▶ **WHAT IS REQUIRED**: Format the items from the start through the line containing "The base-pad 140 is at (249, 846).", inclusive, as a two-column CSV with the header input,output. Each item gets one row, with its text in input and its answer in output, each as a single quoted field with line breaks replaced by spaces.
···
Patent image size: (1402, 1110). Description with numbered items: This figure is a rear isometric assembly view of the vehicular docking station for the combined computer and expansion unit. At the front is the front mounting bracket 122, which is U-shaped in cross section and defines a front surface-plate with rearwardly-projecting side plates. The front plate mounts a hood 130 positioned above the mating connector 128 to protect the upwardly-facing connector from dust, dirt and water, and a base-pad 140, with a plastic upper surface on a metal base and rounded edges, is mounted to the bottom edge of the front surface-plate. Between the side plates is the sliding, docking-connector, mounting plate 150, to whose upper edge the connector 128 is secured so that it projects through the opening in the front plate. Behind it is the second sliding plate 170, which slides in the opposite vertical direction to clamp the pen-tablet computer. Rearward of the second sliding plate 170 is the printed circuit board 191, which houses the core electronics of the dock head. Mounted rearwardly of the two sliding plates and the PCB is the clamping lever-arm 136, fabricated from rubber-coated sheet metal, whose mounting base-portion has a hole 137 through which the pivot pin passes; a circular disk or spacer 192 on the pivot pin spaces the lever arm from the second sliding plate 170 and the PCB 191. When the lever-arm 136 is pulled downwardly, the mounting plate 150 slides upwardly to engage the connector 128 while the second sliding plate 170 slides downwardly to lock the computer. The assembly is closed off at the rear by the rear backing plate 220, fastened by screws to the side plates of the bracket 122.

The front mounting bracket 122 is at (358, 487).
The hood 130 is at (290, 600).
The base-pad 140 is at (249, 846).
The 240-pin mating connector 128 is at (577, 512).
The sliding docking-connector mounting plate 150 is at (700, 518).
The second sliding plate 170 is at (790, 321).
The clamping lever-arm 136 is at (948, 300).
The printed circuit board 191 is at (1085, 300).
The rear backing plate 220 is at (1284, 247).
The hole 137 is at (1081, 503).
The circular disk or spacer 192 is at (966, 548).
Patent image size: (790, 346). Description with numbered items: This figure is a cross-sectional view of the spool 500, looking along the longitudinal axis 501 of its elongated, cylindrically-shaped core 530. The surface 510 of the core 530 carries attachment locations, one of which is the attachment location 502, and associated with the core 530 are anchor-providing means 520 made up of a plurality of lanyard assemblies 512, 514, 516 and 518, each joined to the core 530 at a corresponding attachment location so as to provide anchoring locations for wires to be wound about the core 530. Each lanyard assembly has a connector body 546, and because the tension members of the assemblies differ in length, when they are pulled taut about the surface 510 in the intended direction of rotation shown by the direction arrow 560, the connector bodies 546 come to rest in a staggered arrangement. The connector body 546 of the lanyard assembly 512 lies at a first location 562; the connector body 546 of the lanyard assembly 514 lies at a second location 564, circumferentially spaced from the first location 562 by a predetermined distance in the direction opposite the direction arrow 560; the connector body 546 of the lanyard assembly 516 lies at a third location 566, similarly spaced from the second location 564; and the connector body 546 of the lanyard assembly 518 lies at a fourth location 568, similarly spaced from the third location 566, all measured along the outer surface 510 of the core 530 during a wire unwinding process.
···
▶ **EXPECTED ANSWER**:
input,output
"Patent image size: (1402, 1110). Description with numbered items: This figure is a rear isometric assembly view of the vehicular docking station for the combined computer and expansion unit. At the front is the front mounting bracket 122, which is U-shaped in cross section and defines a front surface-plate with rearwardly-projecting side plates. The front plate mounts a hood 130 positioned above the mating connector 128 to protect the upwardly-facing connector from dust, dirt and water, and a base-pad 140, with a plastic upper surface on a metal base and rounded edges, is mounted to the bottom edge of the front surface-plate. Between the side plates is the sliding, docking-connector, mounting plate 150, to whose upper edge the connector 128 is secured so that it projects through the opening in the front plate. Behind it is the second sliding plate 170, which slides in the opposite vertical direction to clamp the pen-tablet computer. Rearward of the second sliding plate 170 is the printed circuit board 191, which houses the core electronics of the dock head. Mounted rearwardly of the two sliding plates and the PCB is the clamping lever-arm 136, fabricated from rubber-coated sheet metal, whose mounting base-portion has a hole 137 through which the pivot pin passes; a circular disk or spacer 192 on the pivot pin spaces the lever arm from the second sliding plate 170 and the PCB 191. When the lever-arm 136 is pulled downwardly, the mounting plate 150 slides upwardly to engage the connector 128 while the second sliding plate 170 slides downwardly to lock the computer. The assembly is closed off at the rear by the rear backing plate 220, fastened by screws to the side plates of the bracket 122.","The front mounting bracket 122 is at (358, 487). The hood 130 is at (290, 600). The base-pad 140 is at (249, 846)."